* **Teks Sumber**:
= = =

Sebagian dari kita tak pernah tersesat. Sebagian kita pernah tersesat. Sebagian dari kita tak pernah merasa tersesat. Sebagian dari kita tetap tersesat.
Ketika saya duduk di SMP, guru agama saya dengan sangat bersemangat menjelaskan kalimat 'kun fa ya kun'. Saya sangat mencoba memahaminya. Pak Guru meletakkan sebatang kapur di atas meja. Katanya: jika Allah berkehendak untuk memindahkan kapur ini dari satu titik ke titik lain, maka apa yang diharapkan terjadi, terjadilah.
Tak ada pertanyaan, tak ada debat. Karena dogma yang kami terima memang tidak untuk diperdebatkan. Semua percaya akan kekuasaan Allah. Jika Allah menghendaki kapur itu bergerak, maka ia akan bergerak. Begitu mudahnya. Mahaperkasa Allah. Jika Allah berkehendak gunung meletus, maka meletuslah. Jika Allah berkehendak orang mati, maka matilah.
Entah apa yang terjadi, penjelasan sang guru agama saat itu sangat mengganggu saya. Saya memang tak pernah meragukan kemampuan yang dimiliki Allah, tuhan semesta alam. Namun, memindahkan sebatang kapur dari satu titik satu ke titik lain, tanpa sebuah alasan jelas, sangatlah tidak masuk akal.
Penjelasan kun fa ya kun yang tak membuat saya puas kala itu, sangat membekas di hati dan pikiran saya. Sejak saat itu saya menjadi sangat kritis dan tak mudah puas dengan berbagai penjelasan hadis dan kitab suci dari beragam orang. Termasuk dari para pendakwah. Semua tampak tidak masuk akal karena interpretasi yang dangkal dan asal.
Bertahun-tahun kemudian saya menjadi tak percaya dengan apa yang saya yakini. Saya bertanya untuk semua yang saya tahu, rasa, dan pikirkan. Namun tak jua penjelasan itu datang dan memuaskan.
Bertahun-tahun, apa yang saya yakini, pupus. Seorang sahabat bertanya: apa agamamu, Sep? Saya jawab, "Agama saya adalah semua agama."
Ketika saya mulai percaya bahwa semua agama itu sebangun, namun itu pun tak menentramkan. Lalu perjalanan baru pun saya dimulai. Saya mencari tuhan yang sebenar-benarnya tuhan. Tak kunjung terjawab. Hingga saya percaya tentang hukum sebab akibat. Ada awan maka mungkin hujan. Ada tonjokan di pipi maka mungkin pipi memar dan luka. Tak mungkin sebatang kapur tiba-tiba akan pindah dari satu ke titik lain jika tak ada yang memindahkan, jika tak ada angin yang mengelindingkan, jika tak ada kemiringan dari permukaan meja itu, jika tak ada tangan yang menggeser. Lalu pertanyaan besar itu muncul. Benarkah tuhan itu ada? Kata saya, tidak. Tuhan itu hanya legenda.

= = =

(Baris sumber)
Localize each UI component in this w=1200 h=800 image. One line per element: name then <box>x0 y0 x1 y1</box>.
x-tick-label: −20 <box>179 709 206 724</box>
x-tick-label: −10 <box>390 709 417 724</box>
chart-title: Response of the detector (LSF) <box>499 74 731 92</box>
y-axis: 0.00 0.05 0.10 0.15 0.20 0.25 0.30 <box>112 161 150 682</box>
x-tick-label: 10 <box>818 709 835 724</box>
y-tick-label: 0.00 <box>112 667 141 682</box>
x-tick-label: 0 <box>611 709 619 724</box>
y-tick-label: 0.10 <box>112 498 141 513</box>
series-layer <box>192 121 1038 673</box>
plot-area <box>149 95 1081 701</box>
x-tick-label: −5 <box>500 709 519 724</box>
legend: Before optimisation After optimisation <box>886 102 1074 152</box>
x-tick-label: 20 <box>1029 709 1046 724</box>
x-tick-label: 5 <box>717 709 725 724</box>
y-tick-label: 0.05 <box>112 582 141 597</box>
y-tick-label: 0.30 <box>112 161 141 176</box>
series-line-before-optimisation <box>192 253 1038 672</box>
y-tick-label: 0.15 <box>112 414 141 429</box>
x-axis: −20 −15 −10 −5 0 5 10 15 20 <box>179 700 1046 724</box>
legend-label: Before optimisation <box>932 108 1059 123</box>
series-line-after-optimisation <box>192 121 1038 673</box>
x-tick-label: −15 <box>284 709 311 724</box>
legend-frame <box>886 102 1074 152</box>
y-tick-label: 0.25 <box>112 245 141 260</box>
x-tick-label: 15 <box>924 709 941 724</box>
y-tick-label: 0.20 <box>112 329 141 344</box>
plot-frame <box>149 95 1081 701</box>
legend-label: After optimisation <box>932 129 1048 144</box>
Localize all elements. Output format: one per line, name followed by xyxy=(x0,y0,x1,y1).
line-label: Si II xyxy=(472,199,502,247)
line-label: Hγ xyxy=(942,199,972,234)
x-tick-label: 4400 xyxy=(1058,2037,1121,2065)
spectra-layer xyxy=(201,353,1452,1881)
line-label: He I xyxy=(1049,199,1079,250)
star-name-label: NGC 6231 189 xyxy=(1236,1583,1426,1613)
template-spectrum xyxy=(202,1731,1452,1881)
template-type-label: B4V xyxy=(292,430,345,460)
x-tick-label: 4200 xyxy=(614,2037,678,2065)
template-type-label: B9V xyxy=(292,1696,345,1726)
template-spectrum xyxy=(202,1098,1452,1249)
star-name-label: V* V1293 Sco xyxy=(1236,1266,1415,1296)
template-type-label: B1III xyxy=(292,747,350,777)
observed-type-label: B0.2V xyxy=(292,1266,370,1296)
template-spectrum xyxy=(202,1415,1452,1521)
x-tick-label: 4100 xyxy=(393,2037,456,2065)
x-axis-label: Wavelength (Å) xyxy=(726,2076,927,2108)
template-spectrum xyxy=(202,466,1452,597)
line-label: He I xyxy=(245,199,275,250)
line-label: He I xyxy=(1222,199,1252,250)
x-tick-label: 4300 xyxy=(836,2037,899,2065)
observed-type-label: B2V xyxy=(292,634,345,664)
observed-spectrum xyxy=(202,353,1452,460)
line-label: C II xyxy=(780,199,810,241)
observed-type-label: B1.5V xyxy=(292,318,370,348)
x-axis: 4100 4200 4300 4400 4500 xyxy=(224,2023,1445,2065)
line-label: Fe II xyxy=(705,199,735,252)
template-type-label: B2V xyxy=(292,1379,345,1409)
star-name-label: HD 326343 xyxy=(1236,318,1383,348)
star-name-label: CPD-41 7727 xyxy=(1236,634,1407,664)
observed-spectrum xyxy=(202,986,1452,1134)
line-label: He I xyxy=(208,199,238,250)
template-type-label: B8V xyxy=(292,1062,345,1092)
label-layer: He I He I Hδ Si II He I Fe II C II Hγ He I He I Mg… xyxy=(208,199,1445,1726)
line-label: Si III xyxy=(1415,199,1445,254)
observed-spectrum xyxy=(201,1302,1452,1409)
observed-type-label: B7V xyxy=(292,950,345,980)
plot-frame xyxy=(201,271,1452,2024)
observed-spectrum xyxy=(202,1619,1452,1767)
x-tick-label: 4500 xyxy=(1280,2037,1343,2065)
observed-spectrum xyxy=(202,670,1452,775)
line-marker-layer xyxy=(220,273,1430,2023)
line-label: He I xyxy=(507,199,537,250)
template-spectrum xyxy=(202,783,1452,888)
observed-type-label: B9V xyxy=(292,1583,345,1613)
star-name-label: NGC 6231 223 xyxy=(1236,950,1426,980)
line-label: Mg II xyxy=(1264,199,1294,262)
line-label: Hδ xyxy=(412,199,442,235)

= = =

Menurut teks sumber, benda apa yang diletakkan Pak Guru di atas meja ketika menjelaskan kalimat 'kun fa ya kun'? Baris-baris ini tidak berkaitan dengan teks sumber.

* **Jawaban di Bawah**: Sebatang kapur.